### Written request
Wherever the string "Campaign" occurs in a line of these records, report that line.

Data items:
----
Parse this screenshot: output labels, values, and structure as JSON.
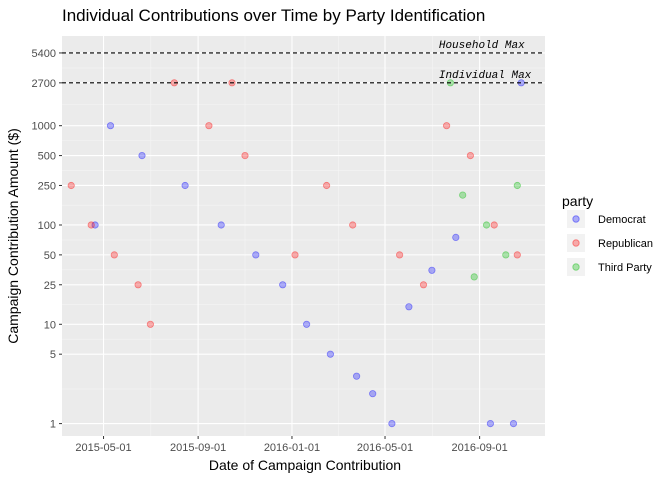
{
  "chart_data": {
    "type": "scatter",
    "title": "Individual Contributions over Time by Party Identification",
    "xlabel": "Date of Campaign Contribution",
    "ylabel": "Campaign Contribution Amount ($)",
    "x_scale": "date",
    "y_scale": "log10",
    "xlim": [
      "2015-03-08",
      "2016-11-25"
    ],
    "ylim": [
      0.75,
      8000
    ],
    "x_ticks": [
      "2015-05-01",
      "2015-09-01",
      "2016-01-01",
      "2016-05-01",
      "2016-09-01"
    ],
    "y_ticks": [
      1,
      5,
      10,
      25,
      50,
      100,
      250,
      500,
      1000,
      2700,
      5400
    ],
    "y_tick_labels": [
      "1",
      "5",
      "10",
      "25",
      "50",
      "100",
      "250",
      "500",
      "1000",
      "2700",
      "5400"
    ],
    "background": "#ebebeb",
    "grid": true,
    "point_alpha": 0.15,
    "reference_lines": [
      {
        "label": "Household Max",
        "y": 5400,
        "annotation_x": "2016-07-10"
      },
      {
        "label": "Individual Max",
        "y": 2700,
        "annotation_x": "2016-07-10"
      }
    ],
    "legend": {
      "title": "party",
      "position": "right"
    },
    "series": [
      {
        "name": "Democrat",
        "color": "#0000ff",
        "points": [
          {
            "x": "2015-05-10",
            "y": 1000
          },
          {
            "x": "2015-06-20",
            "y": 500
          },
          {
            "x": "2015-08-15",
            "y": 250
          },
          {
            "x": "2015-10-01",
            "y": 100
          },
          {
            "x": "2015-11-15",
            "y": 50
          },
          {
            "x": "2015-12-20",
            "y": 25
          },
          {
            "x": "2016-01-20",
            "y": 10
          },
          {
            "x": "2016-02-20",
            "y": 5
          },
          {
            "x": "2016-03-25",
            "y": 3
          },
          {
            "x": "2016-04-15",
            "y": 2
          },
          {
            "x": "2016-05-10",
            "y": 1
          },
          {
            "x": "2016-06-01",
            "y": 15
          },
          {
            "x": "2016-07-01",
            "y": 35
          },
          {
            "x": "2016-08-01",
            "y": 75
          },
          {
            "x": "2016-09-15",
            "y": 1
          },
          {
            "x": "2016-10-15",
            "y": 1
          },
          {
            "x": "2016-10-25",
            "y": 2700
          },
          {
            "x": "2015-04-20",
            "y": 100
          }
        ]
      },
      {
        "name": "Republican",
        "color": "#ff0000",
        "points": [
          {
            "x": "2015-03-20",
            "y": 250
          },
          {
            "x": "2015-04-15",
            "y": 100
          },
          {
            "x": "2015-05-15",
            "y": 50
          },
          {
            "x": "2015-06-15",
            "y": 25
          },
          {
            "x": "2015-08-01",
            "y": 2700
          },
          {
            "x": "2015-09-15",
            "y": 1000
          },
          {
            "x": "2015-11-01",
            "y": 500
          },
          {
            "x": "2016-01-05",
            "y": 50
          },
          {
            "x": "2016-02-15",
            "y": 250
          },
          {
            "x": "2016-03-20",
            "y": 100
          },
          {
            "x": "2016-05-20",
            "y": 50
          },
          {
            "x": "2016-06-20",
            "y": 25
          },
          {
            "x": "2016-07-20",
            "y": 1000
          },
          {
            "x": "2016-08-20",
            "y": 500
          },
          {
            "x": "2016-09-20",
            "y": 100
          },
          {
            "x": "2016-10-20",
            "y": 50
          },
          {
            "x": "2015-07-01",
            "y": 10
          },
          {
            "x": "2015-10-15",
            "y": 2700
          }
        ]
      },
      {
        "name": "Third Party",
        "color": "#00bb00",
        "points": [
          {
            "x": "2016-08-10",
            "y": 200
          },
          {
            "x": "2016-09-10",
            "y": 100
          },
          {
            "x": "2016-10-05",
            "y": 50
          },
          {
            "x": "2016-10-20",
            "y": 250
          },
          {
            "x": "2016-07-25",
            "y": 2700
          },
          {
            "x": "2016-08-25",
            "y": 30
          }
        ]
      }
    ]
  }
}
----
### Result below
    "xlabel": "Date of Campaign Contribution",
    "ylabel": "Campaign Contribution Amount ($)",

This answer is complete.